*Task objective*
Copy all lines in which the word "Sheet" can be found.

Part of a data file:
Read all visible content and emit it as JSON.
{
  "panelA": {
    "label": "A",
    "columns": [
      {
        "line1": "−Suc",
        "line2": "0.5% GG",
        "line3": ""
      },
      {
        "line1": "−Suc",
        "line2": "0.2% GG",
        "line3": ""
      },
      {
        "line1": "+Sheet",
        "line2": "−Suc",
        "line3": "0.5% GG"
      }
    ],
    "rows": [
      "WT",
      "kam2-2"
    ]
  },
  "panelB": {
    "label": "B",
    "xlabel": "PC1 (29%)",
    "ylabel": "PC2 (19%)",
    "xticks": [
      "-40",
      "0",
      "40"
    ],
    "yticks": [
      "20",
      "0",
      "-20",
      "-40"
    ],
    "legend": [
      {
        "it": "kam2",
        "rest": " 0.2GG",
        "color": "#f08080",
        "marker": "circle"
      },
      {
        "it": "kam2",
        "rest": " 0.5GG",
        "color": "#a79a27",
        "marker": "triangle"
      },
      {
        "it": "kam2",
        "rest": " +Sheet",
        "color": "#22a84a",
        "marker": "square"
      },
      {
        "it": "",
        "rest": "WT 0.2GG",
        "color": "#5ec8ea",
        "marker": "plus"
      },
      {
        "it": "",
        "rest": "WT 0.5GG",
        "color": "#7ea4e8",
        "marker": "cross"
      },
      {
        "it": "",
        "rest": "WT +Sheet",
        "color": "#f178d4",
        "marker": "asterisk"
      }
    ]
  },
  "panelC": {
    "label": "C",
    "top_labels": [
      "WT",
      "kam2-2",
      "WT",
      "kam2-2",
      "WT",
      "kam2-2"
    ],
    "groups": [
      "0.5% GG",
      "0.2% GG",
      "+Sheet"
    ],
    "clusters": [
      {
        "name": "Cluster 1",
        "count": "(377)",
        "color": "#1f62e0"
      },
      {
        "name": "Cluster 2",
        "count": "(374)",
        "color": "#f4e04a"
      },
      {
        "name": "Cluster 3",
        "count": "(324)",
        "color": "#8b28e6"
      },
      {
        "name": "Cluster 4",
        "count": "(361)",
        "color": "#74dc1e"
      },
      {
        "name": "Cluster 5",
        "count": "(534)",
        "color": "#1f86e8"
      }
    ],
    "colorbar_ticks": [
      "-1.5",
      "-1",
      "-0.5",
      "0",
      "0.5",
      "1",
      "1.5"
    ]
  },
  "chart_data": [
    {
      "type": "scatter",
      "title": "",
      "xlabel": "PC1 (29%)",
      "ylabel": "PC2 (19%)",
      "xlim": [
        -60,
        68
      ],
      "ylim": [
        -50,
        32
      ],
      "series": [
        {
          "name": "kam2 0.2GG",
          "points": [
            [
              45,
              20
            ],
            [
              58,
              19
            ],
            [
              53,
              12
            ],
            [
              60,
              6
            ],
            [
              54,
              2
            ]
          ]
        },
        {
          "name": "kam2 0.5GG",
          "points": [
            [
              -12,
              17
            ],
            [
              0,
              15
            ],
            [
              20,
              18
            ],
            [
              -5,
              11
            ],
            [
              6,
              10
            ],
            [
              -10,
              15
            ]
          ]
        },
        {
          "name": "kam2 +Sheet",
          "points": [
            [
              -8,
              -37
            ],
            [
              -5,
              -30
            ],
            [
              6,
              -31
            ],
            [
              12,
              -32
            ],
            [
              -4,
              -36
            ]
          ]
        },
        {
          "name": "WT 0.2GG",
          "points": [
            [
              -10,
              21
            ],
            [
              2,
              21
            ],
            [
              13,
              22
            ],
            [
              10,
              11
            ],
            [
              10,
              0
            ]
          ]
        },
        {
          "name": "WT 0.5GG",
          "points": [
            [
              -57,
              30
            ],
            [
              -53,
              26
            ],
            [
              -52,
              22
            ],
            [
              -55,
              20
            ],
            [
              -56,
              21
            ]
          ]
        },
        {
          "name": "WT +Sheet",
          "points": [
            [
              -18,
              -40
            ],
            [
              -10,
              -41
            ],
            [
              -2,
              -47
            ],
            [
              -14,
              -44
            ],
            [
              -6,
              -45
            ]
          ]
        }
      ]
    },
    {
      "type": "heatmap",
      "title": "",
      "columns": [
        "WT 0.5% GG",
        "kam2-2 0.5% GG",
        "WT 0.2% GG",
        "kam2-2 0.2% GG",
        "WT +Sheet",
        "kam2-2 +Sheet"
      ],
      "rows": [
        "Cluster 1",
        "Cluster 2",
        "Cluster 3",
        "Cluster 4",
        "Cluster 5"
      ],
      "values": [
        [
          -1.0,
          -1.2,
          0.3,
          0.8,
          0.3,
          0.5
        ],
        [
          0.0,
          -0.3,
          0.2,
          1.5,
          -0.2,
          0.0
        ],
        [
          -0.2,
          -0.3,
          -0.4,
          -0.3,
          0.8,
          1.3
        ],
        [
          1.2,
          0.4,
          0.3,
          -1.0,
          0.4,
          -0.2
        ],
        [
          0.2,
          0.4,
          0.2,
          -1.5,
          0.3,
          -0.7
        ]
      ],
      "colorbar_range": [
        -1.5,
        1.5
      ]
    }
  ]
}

---

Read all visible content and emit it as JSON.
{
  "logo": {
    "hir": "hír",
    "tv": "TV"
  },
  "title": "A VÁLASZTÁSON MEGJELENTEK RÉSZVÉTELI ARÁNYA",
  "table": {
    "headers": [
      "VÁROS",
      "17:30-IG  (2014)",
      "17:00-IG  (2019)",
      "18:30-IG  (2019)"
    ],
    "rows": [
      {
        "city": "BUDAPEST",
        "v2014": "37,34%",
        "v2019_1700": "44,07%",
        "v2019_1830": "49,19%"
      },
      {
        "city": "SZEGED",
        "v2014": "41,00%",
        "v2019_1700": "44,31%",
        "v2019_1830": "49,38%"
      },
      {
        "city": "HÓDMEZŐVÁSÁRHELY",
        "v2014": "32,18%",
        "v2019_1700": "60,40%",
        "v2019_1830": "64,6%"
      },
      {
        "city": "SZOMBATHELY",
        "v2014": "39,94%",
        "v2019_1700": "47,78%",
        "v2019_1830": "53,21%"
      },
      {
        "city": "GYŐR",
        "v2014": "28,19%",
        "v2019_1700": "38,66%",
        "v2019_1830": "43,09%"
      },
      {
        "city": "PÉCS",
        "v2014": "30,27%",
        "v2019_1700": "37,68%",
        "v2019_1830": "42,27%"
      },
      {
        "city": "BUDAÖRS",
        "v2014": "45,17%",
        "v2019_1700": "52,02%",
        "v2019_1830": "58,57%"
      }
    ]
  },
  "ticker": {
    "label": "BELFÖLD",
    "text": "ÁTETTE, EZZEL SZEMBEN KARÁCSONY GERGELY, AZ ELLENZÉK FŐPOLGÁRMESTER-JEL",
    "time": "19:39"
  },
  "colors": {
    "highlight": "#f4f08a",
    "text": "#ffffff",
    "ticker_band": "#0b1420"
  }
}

*Output of the exercise*
        "line1": "+Sheet",
        "rest": " +Sheet",
        "rest": "WT +Sheet",
      "+Sheet"
          "name": "kam2 +Sheet",
          "name": "WT +Sheet",
        "WT +Sheet",
        "kam2-2 +Sheet"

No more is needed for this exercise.